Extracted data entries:
--
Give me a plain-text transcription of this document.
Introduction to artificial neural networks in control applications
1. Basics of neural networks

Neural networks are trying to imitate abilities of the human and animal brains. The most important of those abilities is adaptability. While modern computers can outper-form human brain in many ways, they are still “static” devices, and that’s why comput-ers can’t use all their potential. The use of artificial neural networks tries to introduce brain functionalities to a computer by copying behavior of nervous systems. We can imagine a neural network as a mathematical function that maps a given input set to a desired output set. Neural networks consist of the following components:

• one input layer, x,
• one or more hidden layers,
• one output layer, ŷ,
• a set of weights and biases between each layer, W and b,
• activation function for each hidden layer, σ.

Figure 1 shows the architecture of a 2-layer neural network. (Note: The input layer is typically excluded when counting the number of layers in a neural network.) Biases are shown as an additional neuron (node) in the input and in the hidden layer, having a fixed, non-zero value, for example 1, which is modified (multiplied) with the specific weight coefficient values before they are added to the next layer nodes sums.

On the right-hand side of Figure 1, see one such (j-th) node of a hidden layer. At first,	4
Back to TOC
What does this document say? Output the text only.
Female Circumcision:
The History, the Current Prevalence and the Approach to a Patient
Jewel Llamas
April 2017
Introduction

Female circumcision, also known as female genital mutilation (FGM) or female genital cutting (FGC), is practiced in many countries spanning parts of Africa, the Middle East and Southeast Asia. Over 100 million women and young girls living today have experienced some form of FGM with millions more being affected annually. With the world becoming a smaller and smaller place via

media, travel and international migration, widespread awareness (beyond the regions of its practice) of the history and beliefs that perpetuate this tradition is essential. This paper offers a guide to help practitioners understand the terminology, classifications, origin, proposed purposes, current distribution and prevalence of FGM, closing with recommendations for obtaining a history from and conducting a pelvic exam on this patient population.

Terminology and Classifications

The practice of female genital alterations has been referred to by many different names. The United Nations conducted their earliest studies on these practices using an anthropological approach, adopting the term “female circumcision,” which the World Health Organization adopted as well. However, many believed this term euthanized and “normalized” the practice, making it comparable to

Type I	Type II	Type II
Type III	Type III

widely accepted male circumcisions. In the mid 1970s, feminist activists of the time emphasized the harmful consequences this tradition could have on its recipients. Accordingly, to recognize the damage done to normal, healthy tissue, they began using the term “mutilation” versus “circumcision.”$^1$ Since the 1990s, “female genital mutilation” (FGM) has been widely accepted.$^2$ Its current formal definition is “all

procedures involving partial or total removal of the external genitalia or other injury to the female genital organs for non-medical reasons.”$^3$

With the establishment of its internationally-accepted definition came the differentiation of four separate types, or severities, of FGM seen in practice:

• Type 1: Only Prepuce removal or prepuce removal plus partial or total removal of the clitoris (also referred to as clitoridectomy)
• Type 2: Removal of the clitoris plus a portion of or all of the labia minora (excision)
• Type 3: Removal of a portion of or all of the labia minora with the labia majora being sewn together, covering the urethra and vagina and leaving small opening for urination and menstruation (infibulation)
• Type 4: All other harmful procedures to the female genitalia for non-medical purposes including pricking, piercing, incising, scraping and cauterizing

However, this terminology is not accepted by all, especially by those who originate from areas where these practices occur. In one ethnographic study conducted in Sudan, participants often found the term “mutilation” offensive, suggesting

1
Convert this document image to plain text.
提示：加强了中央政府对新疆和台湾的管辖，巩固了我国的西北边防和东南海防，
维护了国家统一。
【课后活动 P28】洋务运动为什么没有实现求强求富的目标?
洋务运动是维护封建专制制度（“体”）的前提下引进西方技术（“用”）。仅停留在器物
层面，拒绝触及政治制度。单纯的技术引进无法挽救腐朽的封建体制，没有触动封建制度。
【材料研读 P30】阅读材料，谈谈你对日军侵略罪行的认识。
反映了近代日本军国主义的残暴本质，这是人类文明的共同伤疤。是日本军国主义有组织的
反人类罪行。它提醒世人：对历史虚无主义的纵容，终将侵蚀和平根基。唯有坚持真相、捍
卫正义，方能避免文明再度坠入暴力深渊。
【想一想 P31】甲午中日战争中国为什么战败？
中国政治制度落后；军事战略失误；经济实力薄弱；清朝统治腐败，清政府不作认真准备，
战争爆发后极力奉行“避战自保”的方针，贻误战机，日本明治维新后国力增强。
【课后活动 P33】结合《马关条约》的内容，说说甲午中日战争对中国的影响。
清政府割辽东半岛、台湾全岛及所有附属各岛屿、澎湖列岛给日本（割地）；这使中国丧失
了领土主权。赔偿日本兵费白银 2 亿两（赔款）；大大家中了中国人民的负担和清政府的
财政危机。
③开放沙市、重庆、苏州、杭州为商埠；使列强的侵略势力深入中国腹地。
--
## WHAT TO DO
Please set down the whole listing above without altering a single line.

## RIGHT ANSWER
Give me a plain-text transcription of this document.
Introduction to artificial neural networks in control applications
1. Basics of neural networks

Neural networks are trying to imitate abilities of the human and animal brains. The most important of those abilities is adaptability. While modern computers can outper-form human brain in many ways, they are still “static” devices, and that’s why comput-ers can’t use all their potential. The use of artificial neural networks tries to introduce brain functionalities to a computer by copying behavior of nervous systems. We can imagine a neural network as a mathematical function that maps a given input set to a desired output set. Neural networks consist of the following components:

• one input layer, x,
• one or more hidden layers,
• one output layer, ŷ,
• a set of weights and biases between each layer, W and b,
• activation function for each hidden layer, σ.

Figure 1 shows the architecture of a 2-layer neural network. (Note: The input layer is typically excluded when counting the number of layers in a neural network.) Biases are shown as an additional neuron (node) in the input and in the hidden layer, having a fixed, non-zero value, for example 1, which is modified (multiplied) with the specific weight coefficient values before they are added to the next layer nodes sums.

On the right-hand side of Figure 1, see one such (j-th) node of a hidden layer. At first,	4
Back to TOC
What does this document say? Output the text only.
Female Circumcision:
The History, the Current Prevalence and the Approach to a Patient
Jewel Llamas
April 2017
Introduction

Female circumcision, also known as female genital mutilation (FGM) or female genital cutting (FGC), is practiced in many countries spanning parts of Africa, the Middle East and Southeast Asia. Over 100 million women and young girls living today have experienced some form of FGM with millions more being affected annually. With the world becoming a smaller and smaller place via

media, travel and international migration, widespread awareness (beyond the regions of its practice) of the history and beliefs that perpetuate this tradition is essential. This paper offers a guide to help practitioners understand the terminology, classifications, origin, proposed purposes, current distribution and prevalence of FGM, closing with recommendations for obtaining a history from and conducting a pelvic exam on this patient population.

Terminology and Classifications

The practice of female genital alterations has been referred to by many different names. The United Nations conducted their earliest studies on these practices using an anthropological approach, adopting the term “female circumcision,” which the World Health Organization adopted as well. However, many believed this term euthanized and “normalized” the practice, making it comparable to

Type I	Type II	Type II
Type III	Type III

widely accepted male circumcisions. In the mid 1970s, feminist activists of the time emphasized the harmful consequences this tradition could have on its recipients. Accordingly, to recognize the damage done to normal, healthy tissue, they began using the term “mutilation” versus “circumcision.”$^1$ Since the 1990s, “female genital mutilation” (FGM) has been widely accepted.$^2$ Its current formal definition is “all

procedures involving partial or total removal of the external genitalia or other injury to the female genital organs for non-medical reasons.”$^3$

With the establishment of its internationally-accepted definition came the differentiation of four separate types, or severities, of FGM seen in practice:

• Type 1: Only Prepuce removal or prepuce removal plus partial or total removal of the clitoris (also referred to as clitoridectomy)
• Type 2: Removal of the clitoris plus a portion of or all of the labia minora (excision)
• Type 3: Removal of a portion of or all of the labia minora with the labia majora being sewn together, covering the urethra and vagina and leaving small opening for urination and menstruation (infibulation)
• Type 4: All other harmful procedures to the female genitalia for non-medical purposes including pricking, piercing, incising, scraping and cauterizing

However, this terminology is not accepted by all, especially by those who originate from areas where these practices occur. In one ethnographic study conducted in Sudan, participants often found the term “mutilation” offensive, suggesting

1
Convert this document image to plain text.
提示：加强了中央政府对新疆和台湾的管辖，巩固了我国的西北边防和东南海防，
维护了国家统一。
【课后活动 P28】洋务运动为什么没有实现求强求富的目标?
洋务运动是维护封建专制制度（“体”）的前提下引进西方技术（“用”）。仅停留在器物
层面，拒绝触及政治制度。单纯的技术引进无法挽救腐朽的封建体制，没有触动封建制度。
【材料研读 P30】阅读材料，谈谈你对日军侵略罪行的认识。
反映了近代日本军国主义的残暴本质，这是人类文明的共同伤疤。是日本军国主义有组织的
反人类罪行。它提醒世人：对历史虚无主义的纵容，终将侵蚀和平根基。唯有坚持真相、捍
卫正义，方能避免文明再度坠入暴力深渊。
【想一想 P31】甲午中日战争中国为什么战败？
中国政治制度落后；军事战略失误；经济实力薄弱；清朝统治腐败，清政府不作认真准备，
战争爆发后极力奉行“避战自保”的方针，贻误战机，日本明治维新后国力增强。
【课后活动 P33】结合《马关条约》的内容，说说甲午中日战争对中国的影响。
清政府割辽东半岛、台湾全岛及所有附属各岛屿、澎湖列岛给日本（割地）；这使中国丧失
了领土主权。赔偿日本兵费白银 2 亿两（赔款）；大大家中了中国人民的负担和清政府的
财政危机。
③开放沙市、重庆、苏州、杭州为商埠；使列强的侵略势力深入中国腹地。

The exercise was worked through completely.